▸ **STATED GOAL 1**: Format the records from the first line through the line containing "toast-line: A link", inclusive, as a JSON list of strings with one string per line and blank lines omitted.

▸ **PAGE TEXT**:

I should have heard the warning bells when I found out that this "speedway guy" had organised a tow truck to take the car to his workshop before I had made a decision. The mechanic where it was taken from even tried to warn me about who I was dealing with but I chose to let the speedway guy do the job because he took an interest in me and seemed like he was interested in helping me fulfil a dream. I gave him the go ahead to rebuild the motor and to trust him that he would make it fast and mean and it wouldn’t cost me a lot.

This turned out to be a life changing mistake ,I went to see the progress after a week and nothing had been done. After 4 weeks I was getting really worried, I needed my transportation and this guy kept my car locked up in the back of his workshop after 4 months I was really pissed off and then came the outrageous bill, over $4000. When the motor was finally ready and dropped into the car he called me and told me that there was no carbie with the car, he argued with the mechanic that he had picked the car up from saying it wasnt with the car when he picked it up and in the end the first mechanic ended up suppllyng me with another carbie but stated all along that the carbie was definitely in the boot when it left his workshop but that he could see I was getting messed about and ripped off so he felt he was duty bound to try and do the right thing anyway after many sleepless nights, arguments on the phone, threats of legal action and battles with my father I accepted the bill and decided my only choice was to increase my already existing bank loan in order to get the Monaro back. again Eric helped me out with the bank and I picked up the car. To my great disappointment it ran really bad, pinging and spluttering , overheating and slipping at the gearbox.

Items listed in a dataset:
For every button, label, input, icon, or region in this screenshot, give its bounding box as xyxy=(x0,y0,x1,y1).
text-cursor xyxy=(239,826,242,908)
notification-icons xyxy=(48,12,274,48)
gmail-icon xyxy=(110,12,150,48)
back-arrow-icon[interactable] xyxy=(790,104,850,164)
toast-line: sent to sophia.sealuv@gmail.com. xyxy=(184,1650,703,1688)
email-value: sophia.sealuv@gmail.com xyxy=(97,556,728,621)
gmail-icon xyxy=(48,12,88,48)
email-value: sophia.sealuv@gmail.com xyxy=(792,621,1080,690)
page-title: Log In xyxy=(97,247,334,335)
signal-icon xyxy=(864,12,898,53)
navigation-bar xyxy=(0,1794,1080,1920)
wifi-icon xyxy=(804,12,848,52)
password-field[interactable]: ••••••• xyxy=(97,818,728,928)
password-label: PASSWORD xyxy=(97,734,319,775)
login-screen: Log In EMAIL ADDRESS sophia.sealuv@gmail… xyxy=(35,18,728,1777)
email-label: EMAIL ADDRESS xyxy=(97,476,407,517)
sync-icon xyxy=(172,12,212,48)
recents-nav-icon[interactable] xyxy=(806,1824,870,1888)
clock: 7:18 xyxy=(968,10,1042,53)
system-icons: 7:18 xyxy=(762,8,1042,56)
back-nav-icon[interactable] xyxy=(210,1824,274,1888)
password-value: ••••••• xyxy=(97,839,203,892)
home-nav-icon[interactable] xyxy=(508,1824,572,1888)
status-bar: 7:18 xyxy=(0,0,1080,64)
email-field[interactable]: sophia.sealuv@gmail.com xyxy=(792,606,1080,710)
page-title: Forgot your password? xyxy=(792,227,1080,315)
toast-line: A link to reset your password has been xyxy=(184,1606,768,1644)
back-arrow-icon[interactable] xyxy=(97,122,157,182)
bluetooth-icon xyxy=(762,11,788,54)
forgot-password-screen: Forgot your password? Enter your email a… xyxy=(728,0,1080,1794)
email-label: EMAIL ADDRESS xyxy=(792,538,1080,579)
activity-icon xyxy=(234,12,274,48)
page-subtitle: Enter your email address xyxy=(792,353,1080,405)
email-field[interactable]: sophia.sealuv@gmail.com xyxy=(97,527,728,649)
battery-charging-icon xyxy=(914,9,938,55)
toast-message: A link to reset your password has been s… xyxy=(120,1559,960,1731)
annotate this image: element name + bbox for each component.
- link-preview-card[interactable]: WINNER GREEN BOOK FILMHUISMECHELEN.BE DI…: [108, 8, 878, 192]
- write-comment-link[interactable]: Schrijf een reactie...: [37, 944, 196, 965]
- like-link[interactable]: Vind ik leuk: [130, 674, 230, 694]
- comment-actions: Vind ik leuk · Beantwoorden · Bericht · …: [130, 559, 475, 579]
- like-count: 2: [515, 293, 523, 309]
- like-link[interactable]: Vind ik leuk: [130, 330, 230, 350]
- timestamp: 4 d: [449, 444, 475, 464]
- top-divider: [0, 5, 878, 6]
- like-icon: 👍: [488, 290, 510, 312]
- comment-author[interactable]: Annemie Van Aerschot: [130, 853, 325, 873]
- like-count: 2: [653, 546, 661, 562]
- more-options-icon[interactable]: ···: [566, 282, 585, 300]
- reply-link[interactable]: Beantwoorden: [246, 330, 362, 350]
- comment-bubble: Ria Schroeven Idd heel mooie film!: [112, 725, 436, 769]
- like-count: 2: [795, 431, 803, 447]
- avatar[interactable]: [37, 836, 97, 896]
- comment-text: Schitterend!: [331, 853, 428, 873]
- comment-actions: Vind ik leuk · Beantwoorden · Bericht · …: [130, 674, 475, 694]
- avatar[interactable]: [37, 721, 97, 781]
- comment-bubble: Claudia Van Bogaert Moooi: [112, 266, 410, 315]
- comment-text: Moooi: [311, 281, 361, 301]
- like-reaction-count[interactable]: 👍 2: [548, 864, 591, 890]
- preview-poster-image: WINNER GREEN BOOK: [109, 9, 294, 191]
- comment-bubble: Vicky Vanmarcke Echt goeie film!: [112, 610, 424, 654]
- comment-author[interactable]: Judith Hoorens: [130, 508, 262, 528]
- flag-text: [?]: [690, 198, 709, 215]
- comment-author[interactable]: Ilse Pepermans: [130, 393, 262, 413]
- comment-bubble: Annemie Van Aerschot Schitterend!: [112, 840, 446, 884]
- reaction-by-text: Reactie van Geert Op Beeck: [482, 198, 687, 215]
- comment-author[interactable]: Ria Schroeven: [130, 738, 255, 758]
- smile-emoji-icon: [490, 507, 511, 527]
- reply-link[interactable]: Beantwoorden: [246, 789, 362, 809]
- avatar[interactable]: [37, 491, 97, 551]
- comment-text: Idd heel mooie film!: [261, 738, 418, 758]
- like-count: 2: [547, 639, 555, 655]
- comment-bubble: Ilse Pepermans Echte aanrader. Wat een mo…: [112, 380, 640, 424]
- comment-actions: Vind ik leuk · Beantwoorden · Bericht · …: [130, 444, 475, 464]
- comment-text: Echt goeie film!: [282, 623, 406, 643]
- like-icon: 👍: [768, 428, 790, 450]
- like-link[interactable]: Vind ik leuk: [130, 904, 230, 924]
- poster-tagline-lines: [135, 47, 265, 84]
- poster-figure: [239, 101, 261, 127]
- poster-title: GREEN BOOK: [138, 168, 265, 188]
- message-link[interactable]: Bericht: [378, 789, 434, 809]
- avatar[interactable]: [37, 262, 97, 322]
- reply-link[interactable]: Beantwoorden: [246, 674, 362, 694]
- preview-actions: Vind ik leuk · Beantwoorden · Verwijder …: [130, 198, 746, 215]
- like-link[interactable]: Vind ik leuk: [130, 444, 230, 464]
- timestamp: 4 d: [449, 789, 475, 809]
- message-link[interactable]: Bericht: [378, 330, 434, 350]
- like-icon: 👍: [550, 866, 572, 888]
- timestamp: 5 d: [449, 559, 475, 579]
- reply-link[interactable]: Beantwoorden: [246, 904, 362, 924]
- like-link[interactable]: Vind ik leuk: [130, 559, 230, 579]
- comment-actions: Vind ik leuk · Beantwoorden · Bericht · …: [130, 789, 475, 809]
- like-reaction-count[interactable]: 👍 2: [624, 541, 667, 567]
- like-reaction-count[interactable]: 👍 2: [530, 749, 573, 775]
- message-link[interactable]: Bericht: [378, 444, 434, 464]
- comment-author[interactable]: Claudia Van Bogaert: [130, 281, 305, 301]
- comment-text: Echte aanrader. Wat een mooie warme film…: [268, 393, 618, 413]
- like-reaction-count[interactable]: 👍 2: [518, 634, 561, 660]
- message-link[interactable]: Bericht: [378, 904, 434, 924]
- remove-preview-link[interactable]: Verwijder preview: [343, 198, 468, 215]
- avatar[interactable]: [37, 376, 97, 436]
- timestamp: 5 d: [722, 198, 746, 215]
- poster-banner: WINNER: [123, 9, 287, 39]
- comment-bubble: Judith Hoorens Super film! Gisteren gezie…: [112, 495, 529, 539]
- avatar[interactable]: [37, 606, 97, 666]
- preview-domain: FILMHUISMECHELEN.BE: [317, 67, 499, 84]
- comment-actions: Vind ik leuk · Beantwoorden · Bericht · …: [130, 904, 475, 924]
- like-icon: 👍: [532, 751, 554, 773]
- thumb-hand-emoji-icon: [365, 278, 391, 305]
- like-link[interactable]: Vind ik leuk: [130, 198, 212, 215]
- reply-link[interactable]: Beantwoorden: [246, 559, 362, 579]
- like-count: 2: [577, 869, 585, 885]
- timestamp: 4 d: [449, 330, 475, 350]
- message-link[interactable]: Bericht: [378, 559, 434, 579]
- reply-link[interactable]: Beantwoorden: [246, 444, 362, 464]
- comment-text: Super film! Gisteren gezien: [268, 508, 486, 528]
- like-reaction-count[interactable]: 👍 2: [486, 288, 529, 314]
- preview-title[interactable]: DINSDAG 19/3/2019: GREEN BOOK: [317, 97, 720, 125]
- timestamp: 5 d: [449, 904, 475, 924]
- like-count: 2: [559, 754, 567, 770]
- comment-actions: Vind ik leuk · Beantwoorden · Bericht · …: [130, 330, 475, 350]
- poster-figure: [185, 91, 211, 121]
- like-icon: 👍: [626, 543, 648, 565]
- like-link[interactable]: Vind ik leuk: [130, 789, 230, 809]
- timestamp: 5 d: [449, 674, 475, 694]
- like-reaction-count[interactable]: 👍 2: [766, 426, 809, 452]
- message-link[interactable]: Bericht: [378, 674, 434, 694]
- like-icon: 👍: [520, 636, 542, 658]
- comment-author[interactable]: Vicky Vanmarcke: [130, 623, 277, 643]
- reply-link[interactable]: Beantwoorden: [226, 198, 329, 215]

▸ **STATED GOAL 2**:
Answer these questions about the Monaro story:
(a) How much was the bill for rebuilding the motor?
(b) What part did the speedway guy say was not with the car?
(c) Who helped out with the bank?

▸ **CORRECT ANSWER 1**:
[
  "For every button, label, input, icon, or region in this screenshot, give its bounding box as xyxy=(x0,y0,x1,y1).",
  "text-cursor xyxy=(239,826,242,908)",
  "notification-icons xyxy=(48,12,274,48)",
  "gmail-icon xyxy=(110,12,150,48)",
  "back-arrow-icon[interactable] xyxy=(790,104,850,164)",
  "toast-line: sent to sophia.sealuv@gmail.com. xyxy=(184,1650,703,1688)",
  "email-value: sophia.sealuv@gmail.com xyxy=(97,556,728,621)",
  "gmail-icon xyxy=(48,12,88,48)",
  "email-value: sophia.sealuv@gmail.com xyxy=(792,621,1080,690)",
  "page-title: Log In xyxy=(97,247,334,335)",
  "signal-icon xyxy=(864,12,898,53)",
  "navigation-bar xyxy=(0,1794,1080,1920)",
  "wifi-icon xyxy=(804,12,848,52)",
  "password-field[interactable]: ••••••• xyxy=(97,818,728,928)",
  "password-label: PASSWORD xyxy=(97,734,319,775)",
  "login-screen: Log In EMAIL ADDRESS sophia.sealuv@gmail… xyxy=(35,18,728,1777)",
  "email-label: EMAIL ADDRESS xyxy=(97,476,407,517)",
  "sync-icon xyxy=(172,12,212,48)",
  "recents-nav-icon[interactable] xyxy=(806,1824,870,1888)",
  "clock: 7:18 xyxy=(968,10,1042,53)",
  "system-icons: 7:18 xyxy=(762,8,1042,56)",
  "back-nav-icon[interactable] xyxy=(210,1824,274,1888)",
  "password-value: ••••••• xyxy=(97,839,203,892)",
  "home-nav-icon[interactable] xyxy=(508,1824,572,1888)",
  "status-bar: 7:18 xyxy=(0,0,1080,64)",
  "email-field[interactable]: sophia.sealuv@gmail.com xyxy=(792,606,1080,710)",
  "page-title: Forgot your password? xyxy=(792,227,1080,315)",
  "toast-line: A link to reset your password has been xyxy=(184,1606,768,1644)"
]

▸ **CORRECT ANSWER 2**:
(a) Over $4000.
(b) The carbie.
(c) Eric.